» Exercise details
Lift out all lines below that contain "placeholder".

» Data for this task
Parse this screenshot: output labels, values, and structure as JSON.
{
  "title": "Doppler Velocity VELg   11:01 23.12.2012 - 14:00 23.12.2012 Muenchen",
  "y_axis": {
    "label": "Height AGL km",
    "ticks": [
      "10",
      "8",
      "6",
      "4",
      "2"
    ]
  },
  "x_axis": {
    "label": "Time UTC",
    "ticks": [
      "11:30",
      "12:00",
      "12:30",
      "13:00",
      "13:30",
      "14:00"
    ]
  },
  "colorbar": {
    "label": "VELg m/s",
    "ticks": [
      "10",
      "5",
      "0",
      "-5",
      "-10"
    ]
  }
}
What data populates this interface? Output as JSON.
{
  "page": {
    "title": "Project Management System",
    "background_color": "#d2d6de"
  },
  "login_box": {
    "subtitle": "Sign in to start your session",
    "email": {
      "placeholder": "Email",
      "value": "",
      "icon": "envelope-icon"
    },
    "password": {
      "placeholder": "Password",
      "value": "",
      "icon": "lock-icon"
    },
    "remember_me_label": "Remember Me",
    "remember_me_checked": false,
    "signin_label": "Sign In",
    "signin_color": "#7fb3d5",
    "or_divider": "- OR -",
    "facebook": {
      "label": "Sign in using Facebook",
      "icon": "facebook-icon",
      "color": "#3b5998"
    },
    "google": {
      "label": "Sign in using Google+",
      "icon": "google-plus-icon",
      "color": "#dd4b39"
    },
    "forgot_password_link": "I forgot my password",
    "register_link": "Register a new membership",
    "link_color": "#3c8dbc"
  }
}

» Result for this task
      "placeholder": "Email",
      "placeholder": "Password",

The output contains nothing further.